(Dataset excerpt)
--------------------------------
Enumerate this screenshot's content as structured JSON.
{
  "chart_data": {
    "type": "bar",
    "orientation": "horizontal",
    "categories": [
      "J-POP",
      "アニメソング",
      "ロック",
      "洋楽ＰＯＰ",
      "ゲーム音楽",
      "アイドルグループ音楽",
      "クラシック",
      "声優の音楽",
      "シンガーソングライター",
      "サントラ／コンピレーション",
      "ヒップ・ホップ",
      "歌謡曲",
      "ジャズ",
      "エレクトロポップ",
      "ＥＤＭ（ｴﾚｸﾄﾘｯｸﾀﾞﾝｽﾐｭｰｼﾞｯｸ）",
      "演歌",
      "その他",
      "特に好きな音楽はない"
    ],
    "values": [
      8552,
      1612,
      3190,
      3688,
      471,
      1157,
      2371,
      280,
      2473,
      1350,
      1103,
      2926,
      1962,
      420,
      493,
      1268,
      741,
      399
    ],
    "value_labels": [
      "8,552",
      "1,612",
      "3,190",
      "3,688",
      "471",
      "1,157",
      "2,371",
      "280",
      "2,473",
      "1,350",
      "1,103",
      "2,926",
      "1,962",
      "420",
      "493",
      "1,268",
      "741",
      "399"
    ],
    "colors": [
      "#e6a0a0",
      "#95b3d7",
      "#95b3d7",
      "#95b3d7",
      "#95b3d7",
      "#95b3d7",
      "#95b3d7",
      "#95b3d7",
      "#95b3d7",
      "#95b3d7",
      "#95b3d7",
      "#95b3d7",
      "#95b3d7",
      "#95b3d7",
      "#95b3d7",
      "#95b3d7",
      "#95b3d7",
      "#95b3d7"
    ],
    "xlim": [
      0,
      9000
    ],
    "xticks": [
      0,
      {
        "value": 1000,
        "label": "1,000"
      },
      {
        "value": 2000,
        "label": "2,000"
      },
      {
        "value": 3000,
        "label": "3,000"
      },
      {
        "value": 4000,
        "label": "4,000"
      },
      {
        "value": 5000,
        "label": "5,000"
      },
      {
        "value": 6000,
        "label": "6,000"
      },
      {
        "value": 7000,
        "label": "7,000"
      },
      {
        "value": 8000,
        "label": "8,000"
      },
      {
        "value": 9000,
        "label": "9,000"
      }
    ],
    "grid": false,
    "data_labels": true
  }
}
--------------------------------
[REQUIRED WORK] From the preceding material, extract every line exactly.

[SOLVED EXERCISE]
Enumerate this screenshot's content as structured JSON.
{
  "chart_data": {
    "type": "bar",
    "orientation": "horizontal",
    "categories": [
      "J-POP",
      "アニメソング",
      "ロック",
      "洋楽ＰＯＰ",
      "ゲーム音楽",
      "アイドルグループ音楽",
      "クラシック",
      "声優の音楽",
      "シンガーソングライター",
      "サントラ／コンピレーション",
      "ヒップ・ホップ",
      "歌謡曲",
      "ジャズ",
      "エレクトロポップ",
      "ＥＤＭ（ｴﾚｸﾄﾘｯｸﾀﾞﾝｽﾐｭｰｼﾞｯｸ）",
      "演歌",
      "その他",
      "特に好きな音楽はない"
    ],
    "values": [
      8552,
      1612,
      3190,
      3688,
      471,
      1157,
      2371,
      280,
      2473,
      1350,
      1103,
      2926,
      1962,
      420,
      493,
      1268,
      741,
      399
    ],
    "value_labels": [
      "8,552",
      "1,612",
      "3,190",
      "3,688",
      "471",
      "1,157",
      "2,371",
      "280",
      "2,473",
      "1,350",
      "1,103",
      "2,926",
      "1,962",
      "420",
      "493",
      "1,268",
      "741",
      "399"
    ],
    "colors": [
      "#e6a0a0",
      "#95b3d7",
      "#95b3d7",
      "#95b3d7",
      "#95b3d7",
      "#95b3d7",
      "#95b3d7",
      "#95b3d7",
      "#95b3d7",
      "#95b3d7",
      "#95b3d7",
      "#95b3d7",
      "#95b3d7",
      "#95b3d7",
      "#95b3d7",
      "#95b3d7",
      "#95b3d7",
      "#95b3d7"
    ],
    "xlim": [
      0,
      9000
    ],
    "xticks": [
      0,
      {
        "value": 1000,
        "label": "1,000"
      },
      {
        "value": 2000,
        "label": "2,000"
      },
      {
        "value": 3000,
        "label": "3,000"
      },
      {
        "value": 4000,
        "label": "4,000"
      },
      {
        "value": 5000,
        "label": "5,000"
      },
      {
        "value": 6000,
        "label": "6,000"
      },
      {
        "value": 7000,
        "label": "7,000"
      },
      {
        "value": 8000,
        "label": "8,000"
      },
      {
        "value": 9000,
        "label": "9,000"
      }
    ],
    "grid": false,
    "data_labels": true
  }
}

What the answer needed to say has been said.